:: Problem statement ::
Quote every line as given.
:: Records for this exercise
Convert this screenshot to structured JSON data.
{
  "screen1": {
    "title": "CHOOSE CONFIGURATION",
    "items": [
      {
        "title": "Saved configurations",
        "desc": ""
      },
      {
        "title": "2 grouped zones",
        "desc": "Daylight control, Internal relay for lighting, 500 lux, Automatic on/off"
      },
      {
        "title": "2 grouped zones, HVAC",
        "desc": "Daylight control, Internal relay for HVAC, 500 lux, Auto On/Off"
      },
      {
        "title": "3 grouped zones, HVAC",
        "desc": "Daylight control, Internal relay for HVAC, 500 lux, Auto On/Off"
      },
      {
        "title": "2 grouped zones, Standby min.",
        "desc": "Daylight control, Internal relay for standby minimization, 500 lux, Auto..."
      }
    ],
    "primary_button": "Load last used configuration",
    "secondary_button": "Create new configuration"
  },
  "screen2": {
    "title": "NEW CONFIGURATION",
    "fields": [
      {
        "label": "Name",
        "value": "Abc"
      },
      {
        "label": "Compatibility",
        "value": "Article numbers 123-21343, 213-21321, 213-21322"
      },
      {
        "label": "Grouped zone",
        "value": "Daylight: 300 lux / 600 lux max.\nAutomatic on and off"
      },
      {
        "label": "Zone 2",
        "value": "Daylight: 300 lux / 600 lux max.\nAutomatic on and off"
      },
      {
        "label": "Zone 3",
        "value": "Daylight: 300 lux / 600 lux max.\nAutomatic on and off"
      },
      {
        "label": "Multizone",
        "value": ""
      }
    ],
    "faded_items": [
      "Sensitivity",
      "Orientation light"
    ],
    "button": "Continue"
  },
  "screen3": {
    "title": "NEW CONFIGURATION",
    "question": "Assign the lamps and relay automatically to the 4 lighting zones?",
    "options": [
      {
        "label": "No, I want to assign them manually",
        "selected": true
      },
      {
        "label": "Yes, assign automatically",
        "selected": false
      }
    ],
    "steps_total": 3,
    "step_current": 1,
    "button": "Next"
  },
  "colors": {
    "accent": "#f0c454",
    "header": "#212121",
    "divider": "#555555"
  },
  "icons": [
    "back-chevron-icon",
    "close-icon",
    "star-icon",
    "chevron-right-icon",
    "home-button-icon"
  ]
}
::::
:: Answer to this problem ::
Convert this screenshot to structured JSON data.
{
  "screen1": {
    "title": "CHOOSE CONFIGURATION",
    "items": [
      {
        "title": "Saved configurations",
        "desc": ""
      },
      {
        "title": "2 grouped zones",
        "desc": "Daylight control, Internal relay for lighting, 500 lux, Automatic on/off"
      },
      {
        "title": "2 grouped zones, HVAC",
        "desc": "Daylight control, Internal relay for HVAC, 500 lux, Auto On/Off"
      },
      {
        "title": "3 grouped zones, HVAC",
        "desc": "Daylight control, Internal relay for HVAC, 500 lux, Auto On/Off"
      },
      {
        "title": "2 grouped zones, Standby min.",
        "desc": "Daylight control, Internal relay for standby minimization, 500 lux, Auto..."
      }
    ],
    "primary_button": "Load last used configuration",
    "secondary_button": "Create new configuration"
  },
  "screen2": {
    "title": "NEW CONFIGURATION",
    "fields": [
      {
        "label": "Name",
        "value": "Abc"
      },
      {
        "label": "Compatibility",
        "value": "Article numbers 123-21343, 213-21321, 213-21322"
      },
      {
        "label": "Grouped zone",
        "value": "Daylight: 300 lux / 600 lux max.\nAutomatic on and off"
      },
      {
        "label": "Zone 2",
        "value": "Daylight: 300 lux / 600 lux max.\nAutomatic on and off"
      },
      {
        "label": "Zone 3",
        "value": "Daylight: 300 lux / 600 lux max.\nAutomatic on and off"
      },
      {
        "label": "Multizone",
        "value": ""
      }
    ],
    "faded_items": [
      "Sensitivity",
      "Orientation light"
    ],
    "button": "Continue"
  },
  "screen3": {
    "title": "NEW CONFIGURATION",
    "question": "Assign the lamps and relay automatically to the 4 lighting zones?",
    "options": [
      {
        "label": "No, I want to assign them manually",
        "selected": true
      },
      {
        "label": "Yes, assign automatically",
        "selected": false
      }
    ],
    "steps_total": 3,
    "step_current": 1,
    "button": "Next"
  },
  "colors": {
    "accent": "#f0c454",
    "header": "#212121",
    "divider": "#555555"
  },
  "icons": [
    "back-chevron-icon",
    "close-icon",
    "star-icon",
    "chevron-right-icon",
    "home-button-icon"
  ]
}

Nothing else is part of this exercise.